[Begin Record excerpts]

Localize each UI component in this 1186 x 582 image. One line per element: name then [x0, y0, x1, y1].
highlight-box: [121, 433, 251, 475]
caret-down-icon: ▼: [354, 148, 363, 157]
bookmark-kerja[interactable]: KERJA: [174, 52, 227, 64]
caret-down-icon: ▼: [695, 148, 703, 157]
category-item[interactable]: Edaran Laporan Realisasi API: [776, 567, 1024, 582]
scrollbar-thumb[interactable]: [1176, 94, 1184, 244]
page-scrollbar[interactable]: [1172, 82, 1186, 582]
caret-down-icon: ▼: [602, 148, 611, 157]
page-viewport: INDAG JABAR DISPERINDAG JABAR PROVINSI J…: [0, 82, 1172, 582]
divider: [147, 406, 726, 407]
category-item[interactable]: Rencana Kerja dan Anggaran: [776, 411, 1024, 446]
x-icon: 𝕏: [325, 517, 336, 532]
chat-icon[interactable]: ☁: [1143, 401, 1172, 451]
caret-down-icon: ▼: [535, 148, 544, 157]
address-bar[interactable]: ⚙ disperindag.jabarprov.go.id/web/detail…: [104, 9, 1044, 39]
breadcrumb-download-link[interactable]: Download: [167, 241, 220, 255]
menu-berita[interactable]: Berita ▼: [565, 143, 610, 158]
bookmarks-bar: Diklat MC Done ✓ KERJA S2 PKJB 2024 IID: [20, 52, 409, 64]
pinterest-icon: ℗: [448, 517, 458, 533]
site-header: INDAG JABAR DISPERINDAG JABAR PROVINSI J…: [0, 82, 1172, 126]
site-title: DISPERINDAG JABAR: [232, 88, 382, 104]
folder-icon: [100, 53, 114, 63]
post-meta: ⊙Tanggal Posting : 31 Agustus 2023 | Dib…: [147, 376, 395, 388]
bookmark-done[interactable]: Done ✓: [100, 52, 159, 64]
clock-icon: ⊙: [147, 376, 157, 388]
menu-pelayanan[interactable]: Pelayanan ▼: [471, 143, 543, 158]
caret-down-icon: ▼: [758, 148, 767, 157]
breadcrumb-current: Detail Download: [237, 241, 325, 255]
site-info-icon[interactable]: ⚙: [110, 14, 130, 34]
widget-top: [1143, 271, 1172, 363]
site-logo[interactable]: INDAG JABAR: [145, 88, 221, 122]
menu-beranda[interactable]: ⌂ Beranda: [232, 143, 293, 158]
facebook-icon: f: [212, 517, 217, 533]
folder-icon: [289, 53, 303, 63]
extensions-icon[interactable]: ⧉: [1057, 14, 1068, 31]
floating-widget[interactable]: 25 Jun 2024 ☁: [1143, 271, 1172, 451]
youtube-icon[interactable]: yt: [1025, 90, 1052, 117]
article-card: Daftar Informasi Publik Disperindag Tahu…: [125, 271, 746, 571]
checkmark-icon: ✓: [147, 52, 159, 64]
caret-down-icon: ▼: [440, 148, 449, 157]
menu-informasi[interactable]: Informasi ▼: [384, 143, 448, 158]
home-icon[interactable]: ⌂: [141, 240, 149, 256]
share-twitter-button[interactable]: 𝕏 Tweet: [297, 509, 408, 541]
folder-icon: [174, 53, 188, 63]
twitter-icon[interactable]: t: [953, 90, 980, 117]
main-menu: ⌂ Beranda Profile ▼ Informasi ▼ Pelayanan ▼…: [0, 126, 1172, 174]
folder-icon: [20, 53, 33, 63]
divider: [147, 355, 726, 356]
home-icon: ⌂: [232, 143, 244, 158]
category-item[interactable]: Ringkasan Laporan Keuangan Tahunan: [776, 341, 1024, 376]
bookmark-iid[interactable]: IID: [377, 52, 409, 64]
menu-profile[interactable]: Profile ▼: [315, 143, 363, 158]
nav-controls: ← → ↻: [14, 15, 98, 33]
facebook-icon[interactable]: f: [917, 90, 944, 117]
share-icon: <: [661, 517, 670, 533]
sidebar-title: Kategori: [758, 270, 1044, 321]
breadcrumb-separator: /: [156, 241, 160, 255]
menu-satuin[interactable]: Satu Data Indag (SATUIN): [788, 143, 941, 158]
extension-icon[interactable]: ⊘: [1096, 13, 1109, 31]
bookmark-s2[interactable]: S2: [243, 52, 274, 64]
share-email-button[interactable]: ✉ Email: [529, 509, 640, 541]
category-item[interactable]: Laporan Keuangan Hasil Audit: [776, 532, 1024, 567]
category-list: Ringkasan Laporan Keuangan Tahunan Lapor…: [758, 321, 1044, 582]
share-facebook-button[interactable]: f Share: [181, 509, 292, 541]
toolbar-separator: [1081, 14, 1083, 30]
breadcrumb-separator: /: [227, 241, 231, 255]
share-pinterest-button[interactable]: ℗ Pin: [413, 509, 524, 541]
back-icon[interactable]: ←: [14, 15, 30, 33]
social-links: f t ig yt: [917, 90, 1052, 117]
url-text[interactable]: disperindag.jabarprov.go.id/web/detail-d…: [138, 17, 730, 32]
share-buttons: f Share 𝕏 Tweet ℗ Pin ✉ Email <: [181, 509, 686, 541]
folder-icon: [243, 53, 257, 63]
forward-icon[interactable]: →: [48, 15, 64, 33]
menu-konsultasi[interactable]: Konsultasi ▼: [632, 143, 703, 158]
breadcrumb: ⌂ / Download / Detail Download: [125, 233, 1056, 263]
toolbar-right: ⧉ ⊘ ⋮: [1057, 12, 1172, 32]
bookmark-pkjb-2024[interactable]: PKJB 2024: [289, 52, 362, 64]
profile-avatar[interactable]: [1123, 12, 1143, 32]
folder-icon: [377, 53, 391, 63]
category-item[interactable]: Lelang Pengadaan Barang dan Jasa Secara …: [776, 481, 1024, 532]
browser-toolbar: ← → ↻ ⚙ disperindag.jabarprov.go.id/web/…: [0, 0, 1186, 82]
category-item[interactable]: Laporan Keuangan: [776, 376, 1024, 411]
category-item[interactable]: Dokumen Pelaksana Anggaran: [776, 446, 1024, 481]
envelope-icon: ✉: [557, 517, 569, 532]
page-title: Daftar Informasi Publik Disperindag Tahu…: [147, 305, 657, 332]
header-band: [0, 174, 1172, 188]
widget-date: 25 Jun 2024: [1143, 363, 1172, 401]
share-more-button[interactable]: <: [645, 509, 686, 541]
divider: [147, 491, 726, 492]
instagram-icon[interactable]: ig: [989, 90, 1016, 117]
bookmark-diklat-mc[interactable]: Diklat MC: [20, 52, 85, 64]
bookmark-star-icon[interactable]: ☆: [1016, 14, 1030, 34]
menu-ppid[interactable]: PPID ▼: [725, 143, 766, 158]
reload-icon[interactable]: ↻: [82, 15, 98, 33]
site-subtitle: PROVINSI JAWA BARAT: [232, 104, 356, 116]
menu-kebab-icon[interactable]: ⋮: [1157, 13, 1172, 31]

[End Record excerpts]

What you should do: Retype every line of the listing above with no changes at all.

Problem solution:
Localize each UI component in this 1186 x 582 image. One line per element: name then [x0, y0, x1, y1].
highlight-box: [121, 433, 251, 475]
caret-down-icon: ▼: [354, 148, 363, 157]
bookmark-kerja[interactable]: KERJA: [174, 52, 227, 64]
caret-down-icon: ▼: [695, 148, 703, 157]
category-item[interactable]: Edaran Laporan Realisasi API: [776, 567, 1024, 582]
scrollbar-thumb[interactable]: [1176, 94, 1184, 244]
page-scrollbar[interactable]: [1172, 82, 1186, 582]
caret-down-icon: ▼: [602, 148, 611, 157]
page-viewport: INDAG JABAR DISPERINDAG JABAR PROVINSI J…: [0, 82, 1172, 582]
divider: [147, 406, 726, 407]
category-item[interactable]: Rencana Kerja dan Anggaran: [776, 411, 1024, 446]
x-icon: 𝕏: [325, 517, 336, 532]
chat-icon[interactable]: ☁: [1143, 401, 1172, 451]
caret-down-icon: ▼: [535, 148, 544, 157]
address-bar[interactable]: ⚙ disperindag.jabarprov.go.id/web/detail…: [104, 9, 1044, 39]
breadcrumb-download-link[interactable]: Download: [167, 241, 220, 255]
menu-berita[interactable]: Berita ▼: [565, 143, 610, 158]
bookmarks-bar: Diklat MC Done ✓ KERJA S2 PKJB 2024 IID: [20, 52, 409, 64]
pinterest-icon: ℗: [448, 517, 458, 533]
site-header: INDAG JABAR DISPERINDAG JABAR PROVINSI J…: [0, 82, 1172, 126]
site-title: DISPERINDAG JABAR: [232, 88, 382, 104]
folder-icon: [100, 53, 114, 63]
post-meta: ⊙Tanggal Posting : 31 Agustus 2023 | Dib…: [147, 376, 395, 388]
bookmark-done[interactable]: Done ✓: [100, 52, 159, 64]
clock-icon: ⊙: [147, 376, 157, 388]
menu-pelayanan[interactable]: Pelayanan ▼: [471, 143, 543, 158]
caret-down-icon: ▼: [758, 148, 767, 157]
breadcrumb-current: Detail Download: [237, 241, 325, 255]
site-info-icon[interactable]: ⚙: [110, 14, 130, 34]
widget-top: [1143, 271, 1172, 363]
site-logo[interactable]: INDAG JABAR: [145, 88, 221, 122]
menu-beranda[interactable]: ⌂ Beranda: [232, 143, 293, 158]
facebook-icon: f: [212, 517, 217, 533]
folder-icon: [289, 53, 303, 63]
extensions-icon[interactable]: ⧉: [1057, 14, 1068, 31]
floating-widget[interactable]: 25 Jun 2024 ☁: [1143, 271, 1172, 451]
youtube-icon[interactable]: yt: [1025, 90, 1052, 117]
article-card: Daftar Informasi Publik Disperindag Tahu…: [125, 271, 746, 571]
checkmark-icon: ✓: [147, 52, 159, 64]
caret-down-icon: ▼: [440, 148, 449, 157]
menu-informasi[interactable]: Informasi ▼: [384, 143, 448, 158]
home-icon[interactable]: ⌂: [141, 240, 149, 256]
share-twitter-button[interactable]: 𝕏 Tweet: [297, 509, 408, 541]
folder-icon: [174, 53, 188, 63]
twitter-icon[interactable]: t: [953, 90, 980, 117]
main-menu: ⌂ Beranda Profile ▼ Informasi ▼ Pelayanan ▼…: [0, 126, 1172, 174]
folder-icon: [20, 53, 33, 63]
divider: [147, 355, 726, 356]
home-icon: ⌂: [232, 143, 244, 158]
category-item[interactable]: Ringkasan Laporan Keuangan Tahunan: [776, 341, 1024, 376]
bookmark-iid[interactable]: IID: [377, 52, 409, 64]
menu-profile[interactable]: Profile ▼: [315, 143, 363, 158]
nav-controls: ← → ↻: [14, 15, 98, 33]
facebook-icon[interactable]: f: [917, 90, 944, 117]
share-icon: <: [661, 517, 670, 533]
sidebar-title: Kategori: [758, 270, 1044, 321]
breadcrumb-separator: /: [156, 241, 160, 255]
menu-satuin[interactable]: Satu Data Indag (SATUIN): [788, 143, 941, 158]
extension-icon[interactable]: ⊘: [1096, 13, 1109, 31]
bookmark-s2[interactable]: S2: [243, 52, 274, 64]
share-email-button[interactable]: ✉ Email: [529, 509, 640, 541]
category-item[interactable]: Laporan Keuangan Hasil Audit: [776, 532, 1024, 567]
category-list: Ringkasan Laporan Keuangan Tahunan Lapor…: [758, 321, 1044, 582]
share-facebook-button[interactable]: f Share: [181, 509, 292, 541]
toolbar-separator: [1081, 14, 1083, 30]
breadcrumb-separator: /: [227, 241, 231, 255]
share-pinterest-button[interactable]: ℗ Pin: [413, 509, 524, 541]
back-icon[interactable]: ←: [14, 15, 30, 33]
social-links: f t ig yt: [917, 90, 1052, 117]
url-text[interactable]: disperindag.jabarprov.go.id/web/detail-d…: [138, 17, 730, 32]
share-buttons: f Share 𝕏 Tweet ℗ Pin ✉ Email <: [181, 509, 686, 541]
folder-icon: [243, 53, 257, 63]
forward-icon[interactable]: →: [48, 15, 64, 33]
menu-konsultasi[interactable]: Konsultasi ▼: [632, 143, 703, 158]
breadcrumb: ⌂ / Download / Detail Download: [125, 233, 1056, 263]
toolbar-right: ⧉ ⊘ ⋮: [1057, 12, 1172, 32]
bookmark-pkjb-2024[interactable]: PKJB 2024: [289, 52, 362, 64]
profile-avatar[interactable]: [1123, 12, 1143, 32]
folder-icon: [377, 53, 391, 63]
category-item[interactable]: Lelang Pengadaan Barang dan Jasa Secara …: [776, 481, 1024, 532]
browser-toolbar: ← → ↻ ⚙ disperindag.jabarprov.go.id/web/…: [0, 0, 1186, 82]
category-item[interactable]: Laporan Keuangan: [776, 376, 1024, 411]
category-item[interactable]: Dokumen Pelaksana Anggaran: [776, 446, 1024, 481]
envelope-icon: ✉: [557, 517, 569, 532]
page-title: Daftar Informasi Publik Disperindag Tahu…: [147, 305, 657, 332]
header-band: [0, 174, 1172, 188]
widget-date: 25 Jun 2024: [1143, 363, 1172, 401]
share-more-button[interactable]: <: [645, 509, 686, 541]
divider: [147, 491, 726, 492]
instagram-icon[interactable]: ig: [989, 90, 1016, 117]
bookmark-diklat-mc[interactable]: Diklat MC: [20, 52, 85, 64]
bookmark-star-icon[interactable]: ☆: [1016, 14, 1030, 34]
menu-ppid[interactable]: PPID ▼: [725, 143, 766, 158]
reload-icon[interactable]: ↻: [82, 15, 98, 33]
site-subtitle: PROVINSI JAWA BARAT: [232, 104, 356, 116]
menu-kebab-icon[interactable]: ⋮: [1157, 13, 1172, 31]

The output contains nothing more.